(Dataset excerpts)
+++

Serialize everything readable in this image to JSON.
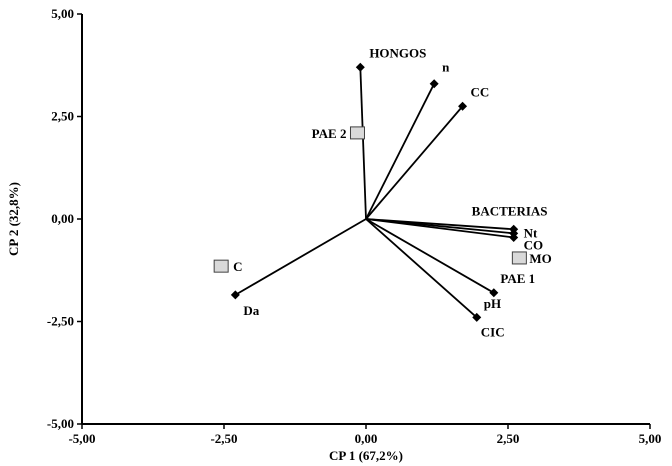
{
  "chart_data": {
    "type": "scatter",
    "subtype": "biplot",
    "xlabel": "CP 1 (67,2%)",
    "ylabel": "CP 2 (32,8%)",
    "xlim": [
      -5,
      5
    ],
    "ylim": [
      -5,
      5
    ],
    "x_ticks": [
      "-5,00",
      "-2,50",
      "0,00",
      "2,50",
      "5,00"
    ],
    "y_ticks": [
      "-5,00",
      "-2,50",
      "0,00",
      "2,50",
      "5,00"
    ],
    "grid": false,
    "origin": [
      0,
      0
    ],
    "colors": {
      "vector": "#000000",
      "site_fill": "#d9d9d9",
      "site_stroke": "#404040"
    },
    "vectors": [
      {
        "name": "HONGOS",
        "x": -0.1,
        "y": 3.7
      },
      {
        "name": "n",
        "x": 1.2,
        "y": 3.3
      },
      {
        "name": "CC",
        "x": 1.7,
        "y": 2.75
      },
      {
        "name": "BACTERIAS",
        "x": 2.6,
        "y": -0.25
      },
      {
        "name": "Nt",
        "x": 2.6,
        "y": -0.35
      },
      {
        "name": "CO",
        "x": 2.6,
        "y": -0.45
      },
      {
        "name": "pH",
        "x": 2.25,
        "y": -1.8
      },
      {
        "name": "CIC",
        "x": 1.95,
        "y": -2.4
      },
      {
        "name": "Da",
        "x": -2.3,
        "y": -1.85
      }
    ],
    "sites": [
      {
        "name": "PAE 2",
        "x": -0.15,
        "y": 2.1
      },
      {
        "name": "PAE 1",
        "x": 2.7,
        "y": -0.95
      },
      {
        "name": "MO",
        "x": 2.7,
        "y": -0.95
      },
      {
        "name": "C",
        "x": -2.55,
        "y": -1.15
      }
    ]
  }
}
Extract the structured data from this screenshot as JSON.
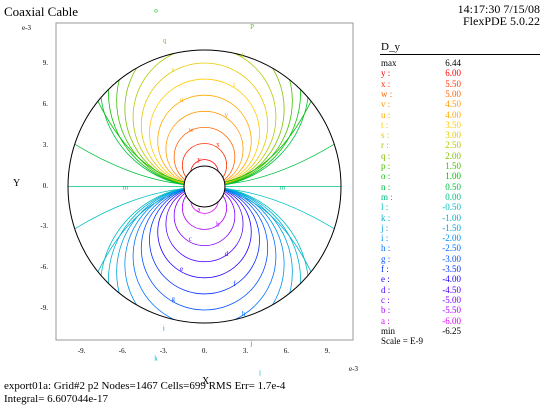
{
  "header": {
    "title": "Coaxial Cable",
    "timestamp": "14:17:30 7/15/08",
    "version": "FlexPDE 5.0.22"
  },
  "footer": {
    "line1": "export01a:  Grid#2  p2  Nodes=1467 Cells=699 RMS Err= 1.7e-4",
    "line2": "Integral=  6.607044e-17"
  },
  "legend": {
    "title": "D_y",
    "scale_note": "Scale = E-9",
    "entries": [
      {
        "symbol": "max",
        "value": "6.44",
        "color": "#000000"
      },
      {
        "symbol": "y :",
        "value": "6.00",
        "color": "#ff0000"
      },
      {
        "symbol": "x :",
        "value": "5.50",
        "color": "#ff3300"
      },
      {
        "symbol": "w :",
        "value": "5.00",
        "color": "#ff6600"
      },
      {
        "symbol": "v :",
        "value": "4.50",
        "color": "#ff9900"
      },
      {
        "symbol": "u :",
        "value": "4.00",
        "color": "#ffaa00"
      },
      {
        "symbol": "t :",
        "value": "3.50",
        "color": "#ffcc00"
      },
      {
        "symbol": "s :",
        "value": "3.00",
        "color": "#e6c800"
      },
      {
        "symbol": "r :",
        "value": "2.50",
        "color": "#b4c800"
      },
      {
        "symbol": "q :",
        "value": "2.00",
        "color": "#80c000"
      },
      {
        "symbol": "p :",
        "value": "1.50",
        "color": "#40c000"
      },
      {
        "symbol": "o :",
        "value": "1.00",
        "color": "#00c000"
      },
      {
        "symbol": "n :",
        "value": "0.50",
        "color": "#00c040"
      },
      {
        "symbol": "m :",
        "value": "0.00",
        "color": "#00c080"
      },
      {
        "symbol": "l :",
        "value": "-0.50",
        "color": "#00c0c0"
      },
      {
        "symbol": "k :",
        "value": "-1.00",
        "color": "#00b0d0"
      },
      {
        "symbol": "j :",
        "value": "-1.50",
        "color": "#00a0e0"
      },
      {
        "symbol": "i :",
        "value": "-2.00",
        "color": "#0090f0"
      },
      {
        "symbol": "h :",
        "value": "-2.50",
        "color": "#0070ff"
      },
      {
        "symbol": "g :",
        "value": "-3.00",
        "color": "#0050ff"
      },
      {
        "symbol": "f :",
        "value": "-3.50",
        "color": "#0030ff"
      },
      {
        "symbol": "e :",
        "value": "-4.00",
        "color": "#2000ff"
      },
      {
        "symbol": "d :",
        "value": "-4.50",
        "color": "#5000ff"
      },
      {
        "symbol": "c :",
        "value": "-5.00",
        "color": "#8000ff"
      },
      {
        "symbol": "b :",
        "value": "-5.50",
        "color": "#b000ff"
      },
      {
        "symbol": "a :",
        "value": "-6.00",
        "color": "#e000ff"
      },
      {
        "symbol": "min",
        "value": "-6.25",
        "color": "#000000"
      }
    ]
  },
  "chart_data": {
    "type": "contour",
    "title": "Coaxial Cable",
    "xlabel": "X",
    "ylabel": "Y",
    "x_exponent_label": "e-3",
    "y_exponent_label": "e-3",
    "xlim": [
      -10.5,
      10.5
    ],
    "ylim": [
      -10.5,
      10.5
    ],
    "x_ticks": [
      {
        "v": -9,
        "label": "-9."
      },
      {
        "v": -6,
        "label": "-6."
      },
      {
        "v": -3,
        "label": "-3."
      },
      {
        "v": 0,
        "label": "0."
      },
      {
        "v": 3,
        "label": "3."
      },
      {
        "v": 6,
        "label": "6."
      },
      {
        "v": 9,
        "label": "9."
      }
    ],
    "y_ticks": [
      {
        "v": 9,
        "label": "9."
      },
      {
        "v": 6,
        "label": "6."
      },
      {
        "v": 3,
        "label": "3."
      },
      {
        "v": 0,
        "label": "0."
      },
      {
        "v": -3,
        "label": "-3."
      },
      {
        "v": -6,
        "label": "-6."
      },
      {
        "v": -9,
        "label": "-9."
      }
    ],
    "outer_radius": 10,
    "inner_radius": 1.5,
    "variable": "D_y",
    "max": 6.44,
    "min": -6.25,
    "scale": "E-9"
  }
}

+++

| What to produce |
Every line above should be copied exactly; do not carry over the pictures.

| Exercise answer |
Serialize everything readable in this image to JSON.
{
  "chart_data": {
    "type": "scatter",
    "subtype": "biplot",
    "xlabel": "CP 1 (67,2%)",
    "ylabel": "CP 2 (32,8%)",
    "xlim": [
      -5,
      5
    ],
    "ylim": [
      -5,
      5
    ],
    "x_ticks": [
      "-5,00",
      "-2,50",
      "0,00",
      "2,50",
      "5,00"
    ],
    "y_ticks": [
      "-5,00",
      "-2,50",
      "0,00",
      "2,50",
      "5,00"
    ],
    "grid": false,
    "origin": [
      0,
      0
    ],
    "colors": {
      "vector": "#000000",
      "site_fill": "#d9d9d9",
      "site_stroke": "#404040"
    },
    "vectors": [
      {
        "name": "HONGOS",
        "x": -0.1,
        "y": 3.7
      },
      {
        "name": "n",
        "x": 1.2,
        "y": 3.3
      },
      {
        "name": "CC",
        "x": 1.7,
        "y": 2.75
      },
      {
        "name": "BACTERIAS",
        "x": 2.6,
        "y": -0.25
      },
      {
        "name": "Nt",
        "x": 2.6,
        "y": -0.35
      },
      {
        "name": "CO",
        "x": 2.6,
        "y": -0.45
      },
      {
        "name": "pH",
        "x": 2.25,
        "y": -1.8
      },
      {
        "name": "CIC",
        "x": 1.95,
        "y": -2.4
      },
      {
        "name": "Da",
        "x": -2.3,
        "y": -1.85
      }
    ],
    "sites": [
      {
        "name": "PAE 2",
        "x": -0.15,
        "y": 2.1
      },
      {
        "name": "PAE 1",
        "x": 2.7,
        "y": -0.95
      },
      {
        "name": "MO",
        "x": 2.7,
        "y": -0.95
      },
      {
        "name": "C",
        "x": -2.55,
        "y": -1.15
      }
    ]
  }
}
Extract the structured data from this screenshot as JSON.
{
  "header": {
    "title": "Coaxial Cable",
    "timestamp": "14:17:30 7/15/08",
    "version": "FlexPDE 5.0.22"
  },
  "footer": {
    "line1": "export01a:  Grid#2  p2  Nodes=1467 Cells=699 RMS Err= 1.7e-4",
    "line2": "Integral=  6.607044e-17"
  },
  "legend": {
    "title": "D_y",
    "scale_note": "Scale = E-9",
    "entries": [
      {
        "symbol": "max",
        "value": "6.44",
        "color": "#000000"
      },
      {
        "symbol": "y :",
        "value": "6.00",
        "color": "#ff0000"
      },
      {
        "symbol": "x :",
        "value": "5.50",
        "color": "#ff3300"
      },
      {
        "symbol": "w :",
        "value": "5.00",
        "color": "#ff6600"
      },
      {
        "symbol": "v :",
        "value": "4.50",
        "color": "#ff9900"
      },
      {
        "symbol": "u :",
        "value": "4.00",
        "color": "#ffaa00"
      },
      {
        "symbol": "t :",
        "value": "3.50",
        "color": "#ffcc00"
      },
      {
        "symbol": "s :",
        "value": "3.00",
        "color": "#e6c800"
      },
      {
        "symbol": "r :",
        "value": "2.50",
        "color": "#b4c800"
      },
      {
        "symbol": "q :",
        "value": "2.00",
        "color": "#80c000"
      },
      {
        "symbol": "p :",
        "value": "1.50",
        "color": "#40c000"
      },
      {
        "symbol": "o :",
        "value": "1.00",
        "color": "#00c000"
      },
      {
        "symbol": "n :",
        "value": "0.50",
        "color": "#00c040"
      },
      {
        "symbol": "m :",
        "value": "0.00",
        "color": "#00c080"
      },
      {
        "symbol": "l :",
        "value": "-0.50",
        "color": "#00c0c0"
      },
      {
        "symbol": "k :",
        "value": "-1.00",
        "color": "#00b0d0"
      },
      {
        "symbol": "j :",
        "value": "-1.50",
        "color": "#00a0e0"
      },
      {
        "symbol": "i :",
        "value": "-2.00",
        "color": "#0090f0"
      },
      {
        "symbol": "h :",
        "value": "-2.50",
        "color": "#0070ff"
      },
      {
        "symbol": "g :",
        "value": "-3.00",
        "color": "#0050ff"
      },
      {
        "symbol": "f :",
        "value": "-3.50",
        "color": "#0030ff"
      },
      {
        "symbol": "e :",
        "value": "-4.00",
        "color": "#2000ff"
      },
      {
        "symbol": "d :",
        "value": "-4.50",
        "color": "#5000ff"
      },
      {
        "symbol": "c :",
        "value": "-5.00",
        "color": "#8000ff"
      },
      {
        "symbol": "b :",
        "value": "-5.50",
        "color": "#b000ff"
      },
      {
        "symbol": "a :",
        "value": "-6.00",
        "color": "#e000ff"
      },
      {
        "symbol": "min",
        "value": "-6.25",
        "color": "#000000"
      }
    ]
  },
  "chart_data": {
    "type": "contour",
    "title": "Coaxial Cable",
    "xlabel": "X",
    "ylabel": "Y",
    "x_exponent_label": "e-3",
    "y_exponent_label": "e-3",
    "xlim": [
      -10.5,
      10.5
    ],
    "ylim": [
      -10.5,
      10.5
    ],
    "x_ticks": [
      {
        "v": -9,
        "label": "-9."
      },
      {
        "v": -6,
        "label": "-6."
      },
      {
        "v": -3,
        "label": "-3."
      },
      {
        "v": 0,
        "label": "0."
      },
      {
        "v": 3,
        "label": "3."
      },
      {
        "v": 6,
        "label": "6."
      },
      {
        "v": 9,
        "label": "9."
      }
    ],
    "y_ticks": [
      {
        "v": 9,
        "label": "9."
      },
      {
        "v": 6,
        "label": "6."
      },
      {
        "v": 3,
        "label": "3."
      },
      {
        "v": 0,
        "label": "0."
      },
      {
        "v": -3,
        "label": "-3."
      },
      {
        "v": -6,
        "label": "-6."
      },
      {
        "v": -9,
        "label": "-9."
      }
    ],
    "outer_radius": 10,
    "inner_radius": 1.5,
    "variable": "D_y",
    "max": 6.44,
    "min": -6.25,
    "scale": "E-9"
  }
}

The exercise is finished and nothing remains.